**AIM:** Count every line in the data below where "address" occurs, then state that number and nothing more.

--- RECORDS SHOWN ---

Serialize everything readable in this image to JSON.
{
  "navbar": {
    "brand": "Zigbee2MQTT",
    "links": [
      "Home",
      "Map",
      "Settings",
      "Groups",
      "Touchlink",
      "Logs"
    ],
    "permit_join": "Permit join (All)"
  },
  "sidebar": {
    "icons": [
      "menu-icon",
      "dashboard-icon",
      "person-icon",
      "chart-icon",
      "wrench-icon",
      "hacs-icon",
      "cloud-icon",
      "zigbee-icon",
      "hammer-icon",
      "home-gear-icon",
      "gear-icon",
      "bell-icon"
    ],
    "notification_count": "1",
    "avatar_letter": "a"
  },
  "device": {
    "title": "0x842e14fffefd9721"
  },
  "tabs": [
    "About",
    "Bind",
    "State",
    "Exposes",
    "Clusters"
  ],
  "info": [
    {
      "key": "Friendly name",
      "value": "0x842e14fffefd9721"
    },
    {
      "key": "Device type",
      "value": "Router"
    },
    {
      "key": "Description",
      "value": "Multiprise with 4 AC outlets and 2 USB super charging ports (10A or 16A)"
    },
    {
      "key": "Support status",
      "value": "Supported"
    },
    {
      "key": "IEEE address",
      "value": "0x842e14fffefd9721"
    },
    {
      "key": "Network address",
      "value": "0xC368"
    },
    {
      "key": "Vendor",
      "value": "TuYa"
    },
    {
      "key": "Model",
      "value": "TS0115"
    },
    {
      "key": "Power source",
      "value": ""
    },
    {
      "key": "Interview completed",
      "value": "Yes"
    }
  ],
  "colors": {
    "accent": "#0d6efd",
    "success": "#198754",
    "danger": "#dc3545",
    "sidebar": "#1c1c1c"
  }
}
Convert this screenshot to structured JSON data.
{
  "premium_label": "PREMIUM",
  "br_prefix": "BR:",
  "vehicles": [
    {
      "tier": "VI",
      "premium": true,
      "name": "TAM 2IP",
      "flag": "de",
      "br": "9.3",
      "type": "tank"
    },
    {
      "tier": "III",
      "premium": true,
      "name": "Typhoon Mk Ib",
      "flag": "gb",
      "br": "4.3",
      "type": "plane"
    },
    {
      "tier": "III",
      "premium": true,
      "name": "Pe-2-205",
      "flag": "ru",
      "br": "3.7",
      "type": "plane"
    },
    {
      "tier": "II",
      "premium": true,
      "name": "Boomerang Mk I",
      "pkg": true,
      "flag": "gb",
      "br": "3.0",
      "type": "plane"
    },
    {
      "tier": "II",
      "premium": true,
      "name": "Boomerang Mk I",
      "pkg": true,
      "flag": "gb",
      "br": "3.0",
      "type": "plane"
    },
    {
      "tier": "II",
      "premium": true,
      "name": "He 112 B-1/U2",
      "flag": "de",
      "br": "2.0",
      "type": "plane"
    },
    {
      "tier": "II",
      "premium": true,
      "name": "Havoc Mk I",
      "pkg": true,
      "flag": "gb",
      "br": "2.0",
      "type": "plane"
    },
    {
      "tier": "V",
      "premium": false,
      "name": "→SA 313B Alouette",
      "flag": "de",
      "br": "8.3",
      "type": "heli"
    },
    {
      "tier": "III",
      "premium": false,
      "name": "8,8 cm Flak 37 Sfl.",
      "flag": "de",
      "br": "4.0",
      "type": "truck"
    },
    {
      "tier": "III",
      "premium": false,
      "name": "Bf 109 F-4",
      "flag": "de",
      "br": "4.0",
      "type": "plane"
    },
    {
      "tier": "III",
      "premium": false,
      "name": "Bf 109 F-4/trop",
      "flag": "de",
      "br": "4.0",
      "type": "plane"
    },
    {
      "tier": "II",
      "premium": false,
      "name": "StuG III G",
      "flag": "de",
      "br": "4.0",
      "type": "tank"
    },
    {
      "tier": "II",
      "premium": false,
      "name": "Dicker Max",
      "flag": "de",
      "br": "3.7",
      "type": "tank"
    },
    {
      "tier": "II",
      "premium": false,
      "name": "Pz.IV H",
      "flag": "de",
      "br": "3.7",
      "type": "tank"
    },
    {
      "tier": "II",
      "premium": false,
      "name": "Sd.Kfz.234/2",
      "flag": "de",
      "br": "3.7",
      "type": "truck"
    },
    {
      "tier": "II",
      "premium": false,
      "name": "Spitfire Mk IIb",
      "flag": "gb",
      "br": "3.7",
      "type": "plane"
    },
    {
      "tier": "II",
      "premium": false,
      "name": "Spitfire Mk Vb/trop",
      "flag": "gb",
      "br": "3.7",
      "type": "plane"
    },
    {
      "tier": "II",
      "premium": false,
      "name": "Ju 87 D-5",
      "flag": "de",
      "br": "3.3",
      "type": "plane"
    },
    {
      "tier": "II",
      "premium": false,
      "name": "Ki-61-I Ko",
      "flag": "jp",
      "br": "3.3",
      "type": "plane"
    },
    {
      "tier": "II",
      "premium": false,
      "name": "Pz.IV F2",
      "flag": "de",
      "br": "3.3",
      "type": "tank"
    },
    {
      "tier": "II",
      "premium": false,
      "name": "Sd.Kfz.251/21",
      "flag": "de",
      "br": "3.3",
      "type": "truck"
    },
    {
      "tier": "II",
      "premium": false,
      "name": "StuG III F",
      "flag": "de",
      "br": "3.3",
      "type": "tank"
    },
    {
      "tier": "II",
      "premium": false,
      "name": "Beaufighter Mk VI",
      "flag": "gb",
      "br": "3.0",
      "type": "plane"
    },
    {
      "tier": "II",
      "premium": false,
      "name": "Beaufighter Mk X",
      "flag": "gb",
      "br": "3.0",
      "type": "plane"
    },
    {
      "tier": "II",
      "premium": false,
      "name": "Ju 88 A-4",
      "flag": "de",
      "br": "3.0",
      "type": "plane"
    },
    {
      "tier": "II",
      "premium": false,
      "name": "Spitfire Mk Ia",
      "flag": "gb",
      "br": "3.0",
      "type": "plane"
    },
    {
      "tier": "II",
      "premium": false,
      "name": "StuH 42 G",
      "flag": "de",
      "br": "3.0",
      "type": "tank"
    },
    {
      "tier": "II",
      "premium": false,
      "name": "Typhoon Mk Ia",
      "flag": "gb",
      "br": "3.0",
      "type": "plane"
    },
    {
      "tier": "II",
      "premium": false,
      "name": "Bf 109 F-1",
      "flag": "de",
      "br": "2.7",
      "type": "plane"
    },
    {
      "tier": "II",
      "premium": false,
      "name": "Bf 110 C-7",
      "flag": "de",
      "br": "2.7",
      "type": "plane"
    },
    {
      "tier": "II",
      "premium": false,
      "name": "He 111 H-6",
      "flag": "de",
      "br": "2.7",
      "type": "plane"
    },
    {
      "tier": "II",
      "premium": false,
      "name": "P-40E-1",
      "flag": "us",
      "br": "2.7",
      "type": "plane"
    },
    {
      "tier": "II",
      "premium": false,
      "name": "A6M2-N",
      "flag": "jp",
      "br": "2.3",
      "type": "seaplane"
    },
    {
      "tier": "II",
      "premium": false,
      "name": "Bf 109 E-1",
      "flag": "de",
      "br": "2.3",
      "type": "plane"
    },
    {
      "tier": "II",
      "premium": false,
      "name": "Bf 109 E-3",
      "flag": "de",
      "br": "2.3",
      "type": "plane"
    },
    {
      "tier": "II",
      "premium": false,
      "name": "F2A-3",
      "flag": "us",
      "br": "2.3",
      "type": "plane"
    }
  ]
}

---

**OUTPUT BELOW:** 2